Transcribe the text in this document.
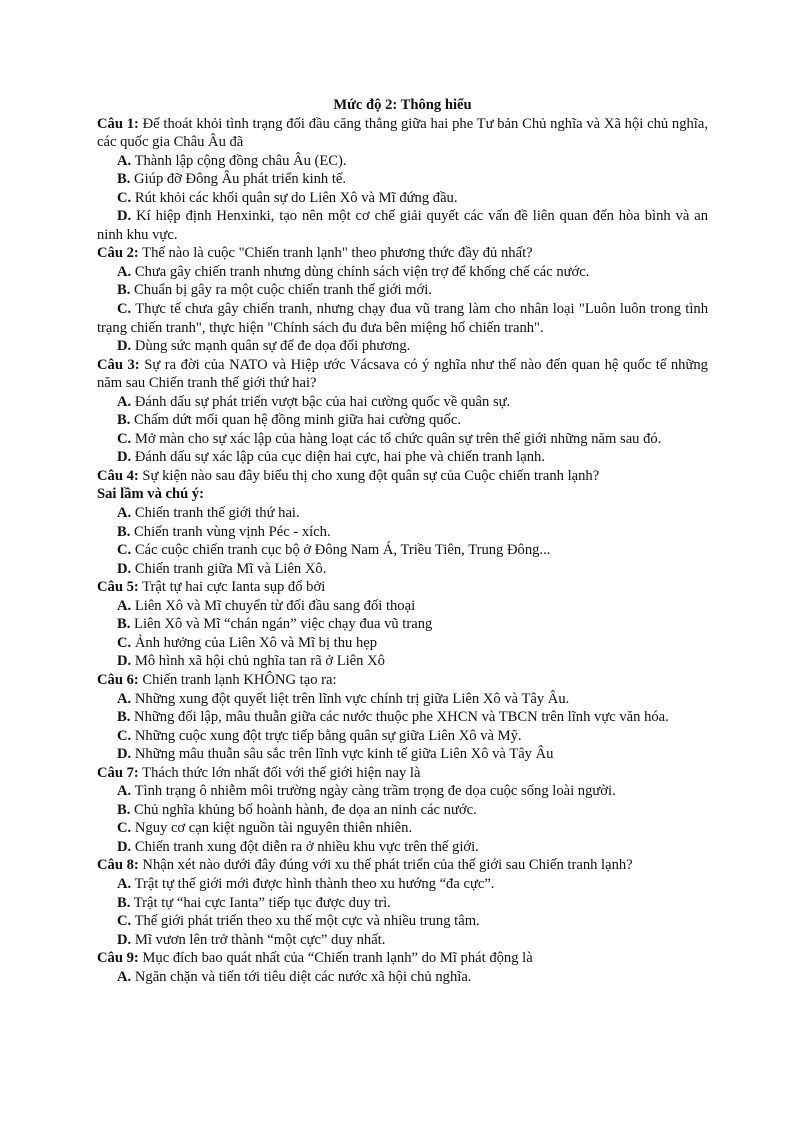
Mức độ 2: Thông hiểu

Câu 1: Để thoát khỏi tình trạng đối đầu căng thẳng giữa hai phe Tư bản Chủ nghĩa và Xã hội chủ nghĩa, các quốc gia Châu Âu đã

A. Thành lập cộng đồng châu Âu (EC).

B. Giúp đỡ Đông Âu phát triển kinh tế.

C. Rút khỏi các khối quân sự do Liên Xô và Mĩ đứng đầu.

D. Kí hiệp định Henxinki, tạo nên một cơ chế giải quyết các vấn đề liên quan đến hòa bình và an ninh khu vực.

Câu 2: Thế nào là cuộc "Chiến tranh lạnh" theo phương thức đầy đủ nhất?

A. Chưa gây chiến tranh nhưng dùng chính sách viện trợ để khống chế các nước.

B. Chuẩn bị gây ra một cuộc chiến tranh thế giới mới.

C. Thực tế chưa gây chiến tranh, nhưng chạy đua vũ trang làm cho nhân loại "Luôn luôn trong tình trạng chiến tranh", thực hiện "Chính sách đu đưa bên miệng hố chiến tranh".

D. Dùng sức mạnh quân sự để đe dọa đối phương.

Câu 3: Sự ra đời của NATO và Hiệp ước Vácsava có ý nghĩa như thế nào đến quan hệ quốc tế những năm sau Chiến tranh thế giới thứ hai?

A. Đánh dấu sự phát triển vượt bậc của hai cường quốc về quân sự.

B. Chấm dứt mối quan hệ đồng minh giữa hai cường quốc.

C. Mở màn cho sự xác lập của hàng loạt các tổ chức quân sự trên thế giới những năm sau đó.

D. Đánh dấu sự xác lập của cục diện hai cực, hai phe và chiến tranh lạnh.

Câu 4: Sự kiện nào sau đây biểu thị cho xung đột quân sự của Cuộc chiến tranh lạnh?

Sai lầm và chú ý:

A. Chiến tranh thế giới thứ hai.

B. Chiến tranh vùng vịnh Péc - xích.

C. Các cuộc chiến tranh cục bộ ở Đông Nam Á, Triều Tiên, Trung Đông...

D. Chiến tranh giữa Mĩ và Liên Xô.

Câu 5: Trật tự hai cực Ianta sụp đổ bởi

A. Liên Xô và Mĩ chuyển từ đối đầu sang đối thoại

B. Liên Xô và Mĩ “chán ngán” việc chạy đua vũ trang

C. Ảnh hưởng của Liên Xô và Mĩ bị thu hẹp

D. Mô hình xã hội chủ nghĩa tan rã ở Liên Xô

Câu 6: Chiến tranh lạnh KHÔNG tạo ra:

A. Những xung đột quyết liệt trên lĩnh vực chính trị giữa Liên Xô và Tây Âu.

B. Những đối lập, mâu thuẫn giữa các nước thuộc phe XHCN và TBCN trên lĩnh vực văn hóa.

C. Những cuộc xung đột trực tiếp bằng quân sự giữa Liên Xô và Mỹ.

D. Những mâu thuẫn sâu sắc trên lĩnh vực kinh tế giữa Liên Xô và Tây Âu

Câu 7: Thách thức lớn nhất đối với thế giới hiện nay là

A. Tình trạng ô nhiễm môi trường ngày càng trầm trọng đe dọa cuộc sống loài người.

B. Chủ nghĩa khủng bố hoành hành, đe dọa an ninh các nước.

C. Nguy cơ cạn kiệt nguồn tài nguyên thiên nhiên.

D. Chiến tranh xung đột diễn ra ở nhiều khu vực trên thế giới.

Câu 8: Nhận xét nào dưới đây đúng với xu thế phát triển của thế giới sau Chiến tranh lạnh?

A. Trật tự thế giới mới được hình thành theo xu hướng “đa cực”.

B. Trật tự “hai cực Ianta” tiếp tục được duy trì.

C. Thế giới phát triển theo xu thế một cực và nhiều trung tâm.

D. Mĩ vươn lên trở thành “một cực” duy nhất.

Câu 9: Mục đích bao quát nhất của “Chiến tranh lạnh” do Mĩ phát động là

A. Ngăn chặn và tiến tới tiêu diệt các nước xã hội chủ nghĩa.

----

WHAT NEEDS TO BE DONE:
Copy the material above exactly and drop the pictures.

RESPONSE TO THE EXERCISE:
Transcribe the text in this document.
Mức độ 2: Thông hiểu

Câu 1: Để thoát khỏi tình trạng đối đầu căng thẳng giữa hai phe Tư bản Chủ nghĩa và Xã hội chủ nghĩa, các quốc gia Châu Âu đã

A. Thành lập cộng đồng châu Âu (EC).

B. Giúp đỡ Đông Âu phát triển kinh tế.

C. Rút khỏi các khối quân sự do Liên Xô và Mĩ đứng đầu.

D. Kí hiệp định Henxinki, tạo nên một cơ chế giải quyết các vấn đề liên quan đến hòa bình và an ninh khu vực.

Câu 2: Thế nào là cuộc "Chiến tranh lạnh" theo phương thức đầy đủ nhất?

A. Chưa gây chiến tranh nhưng dùng chính sách viện trợ để khống chế các nước.

B. Chuẩn bị gây ra một cuộc chiến tranh thế giới mới.

C. Thực tế chưa gây chiến tranh, nhưng chạy đua vũ trang làm cho nhân loại "Luôn luôn trong tình trạng chiến tranh", thực hiện "Chính sách đu đưa bên miệng hố chiến tranh".

D. Dùng sức mạnh quân sự để đe dọa đối phương.

Câu 3: Sự ra đời của NATO và Hiệp ước Vácsava có ý nghĩa như thế nào đến quan hệ quốc tế những năm sau Chiến tranh thế giới thứ hai?

A. Đánh dấu sự phát triển vượt bậc của hai cường quốc về quân sự.

B. Chấm dứt mối quan hệ đồng minh giữa hai cường quốc.

C. Mở màn cho sự xác lập của hàng loạt các tổ chức quân sự trên thế giới những năm sau đó.

D. Đánh dấu sự xác lập của cục diện hai cực, hai phe và chiến tranh lạnh.

Câu 4: Sự kiện nào sau đây biểu thị cho xung đột quân sự của Cuộc chiến tranh lạnh?

Sai lầm và chú ý:

A. Chiến tranh thế giới thứ hai.

B. Chiến tranh vùng vịnh Péc - xích.

C. Các cuộc chiến tranh cục bộ ở Đông Nam Á, Triều Tiên, Trung Đông...

D. Chiến tranh giữa Mĩ và Liên Xô.

Câu 5: Trật tự hai cực Ianta sụp đổ bởi

A. Liên Xô và Mĩ chuyển từ đối đầu sang đối thoại

B. Liên Xô và Mĩ “chán ngán” việc chạy đua vũ trang

C. Ảnh hưởng của Liên Xô và Mĩ bị thu hẹp

D. Mô hình xã hội chủ nghĩa tan rã ở Liên Xô

Câu 6: Chiến tranh lạnh KHÔNG tạo ra:

A. Những xung đột quyết liệt trên lĩnh vực chính trị giữa Liên Xô và Tây Âu.

B. Những đối lập, mâu thuẫn giữa các nước thuộc phe XHCN và TBCN trên lĩnh vực văn hóa.

C. Những cuộc xung đột trực tiếp bằng quân sự giữa Liên Xô và Mỹ.

D. Những mâu thuẫn sâu sắc trên lĩnh vực kinh tế giữa Liên Xô và Tây Âu

Câu 7: Thách thức lớn nhất đối với thế giới hiện nay là

A. Tình trạng ô nhiễm môi trường ngày càng trầm trọng đe dọa cuộc sống loài người.

B. Chủ nghĩa khủng bố hoành hành, đe dọa an ninh các nước.

C. Nguy cơ cạn kiệt nguồn tài nguyên thiên nhiên.

D. Chiến tranh xung đột diễn ra ở nhiều khu vực trên thế giới.

Câu 8: Nhận xét nào dưới đây đúng với xu thế phát triển của thế giới sau Chiến tranh lạnh?

A. Trật tự thế giới mới được hình thành theo xu hướng “đa cực”.

B. Trật tự “hai cực Ianta” tiếp tục được duy trì.

C. Thế giới phát triển theo xu thế một cực và nhiều trung tâm.

D. Mĩ vươn lên trở thành “một cực” duy nhất.

Câu 9: Mục đích bao quát nhất của “Chiến tranh lạnh” do Mĩ phát động là

A. Ngăn chặn và tiến tới tiêu diệt các nước xã hội chủ nghĩa.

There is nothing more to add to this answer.